··· Extracted information

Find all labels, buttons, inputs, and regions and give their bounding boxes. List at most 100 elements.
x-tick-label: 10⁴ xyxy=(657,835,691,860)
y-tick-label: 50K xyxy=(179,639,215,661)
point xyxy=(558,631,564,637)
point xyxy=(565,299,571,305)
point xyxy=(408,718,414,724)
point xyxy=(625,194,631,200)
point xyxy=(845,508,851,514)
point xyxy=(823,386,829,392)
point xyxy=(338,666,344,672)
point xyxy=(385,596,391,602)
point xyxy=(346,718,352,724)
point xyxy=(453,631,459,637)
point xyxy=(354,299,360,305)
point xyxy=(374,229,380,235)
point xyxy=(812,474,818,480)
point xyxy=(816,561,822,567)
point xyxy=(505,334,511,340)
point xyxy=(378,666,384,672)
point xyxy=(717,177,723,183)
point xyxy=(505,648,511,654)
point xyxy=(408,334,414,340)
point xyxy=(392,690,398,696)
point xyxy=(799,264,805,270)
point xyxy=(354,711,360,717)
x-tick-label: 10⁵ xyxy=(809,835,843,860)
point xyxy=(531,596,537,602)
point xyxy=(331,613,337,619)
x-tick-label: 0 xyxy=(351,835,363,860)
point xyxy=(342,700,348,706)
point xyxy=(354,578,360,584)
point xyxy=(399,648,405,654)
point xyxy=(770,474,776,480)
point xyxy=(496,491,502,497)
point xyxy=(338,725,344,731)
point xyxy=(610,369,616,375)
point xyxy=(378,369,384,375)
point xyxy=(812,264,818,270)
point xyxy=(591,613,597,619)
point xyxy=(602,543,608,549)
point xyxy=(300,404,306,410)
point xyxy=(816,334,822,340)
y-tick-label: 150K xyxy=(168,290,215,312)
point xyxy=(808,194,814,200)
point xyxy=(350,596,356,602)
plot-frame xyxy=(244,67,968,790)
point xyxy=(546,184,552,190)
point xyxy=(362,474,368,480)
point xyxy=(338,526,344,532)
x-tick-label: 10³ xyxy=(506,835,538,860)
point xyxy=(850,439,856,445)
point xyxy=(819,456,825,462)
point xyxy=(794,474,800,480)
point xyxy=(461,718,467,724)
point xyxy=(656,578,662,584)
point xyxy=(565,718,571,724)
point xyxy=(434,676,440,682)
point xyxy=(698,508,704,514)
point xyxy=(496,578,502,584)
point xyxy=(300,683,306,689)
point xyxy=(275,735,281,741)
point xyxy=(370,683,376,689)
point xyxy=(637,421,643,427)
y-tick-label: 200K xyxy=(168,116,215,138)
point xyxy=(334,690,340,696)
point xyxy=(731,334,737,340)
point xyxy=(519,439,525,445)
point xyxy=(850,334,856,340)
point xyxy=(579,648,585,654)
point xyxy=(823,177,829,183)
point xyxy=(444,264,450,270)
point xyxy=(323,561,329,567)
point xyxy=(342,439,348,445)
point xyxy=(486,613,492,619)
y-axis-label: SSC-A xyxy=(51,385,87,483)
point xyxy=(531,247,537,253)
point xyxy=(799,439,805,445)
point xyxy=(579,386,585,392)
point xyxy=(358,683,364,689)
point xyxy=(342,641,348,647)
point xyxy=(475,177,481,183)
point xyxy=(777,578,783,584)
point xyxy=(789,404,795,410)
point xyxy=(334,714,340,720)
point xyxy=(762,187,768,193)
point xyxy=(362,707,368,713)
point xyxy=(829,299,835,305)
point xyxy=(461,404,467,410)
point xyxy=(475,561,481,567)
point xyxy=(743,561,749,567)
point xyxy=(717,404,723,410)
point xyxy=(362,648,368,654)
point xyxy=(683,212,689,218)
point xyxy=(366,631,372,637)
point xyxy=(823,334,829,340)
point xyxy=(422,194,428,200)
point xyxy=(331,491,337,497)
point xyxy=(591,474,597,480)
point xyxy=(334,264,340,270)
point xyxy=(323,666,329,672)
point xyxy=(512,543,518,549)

······

▸ **What you should do**
Which lines in the items above contain the string "tick"? Copy out every such line, treating uppercase and lowercase as different.

▸ **Correct result**
x-tick-label: 10⁴ xyxy=(657,835,691,860)
y-tick-label: 50K xyxy=(179,639,215,661)
x-tick-label: 10⁵ xyxy=(809,835,843,860)
x-tick-label: 0 xyxy=(351,835,363,860)
y-tick-label: 150K xyxy=(168,290,215,312)
x-tick-label: 10³ xyxy=(506,835,538,860)
y-tick-label: 200K xyxy=(168,116,215,138)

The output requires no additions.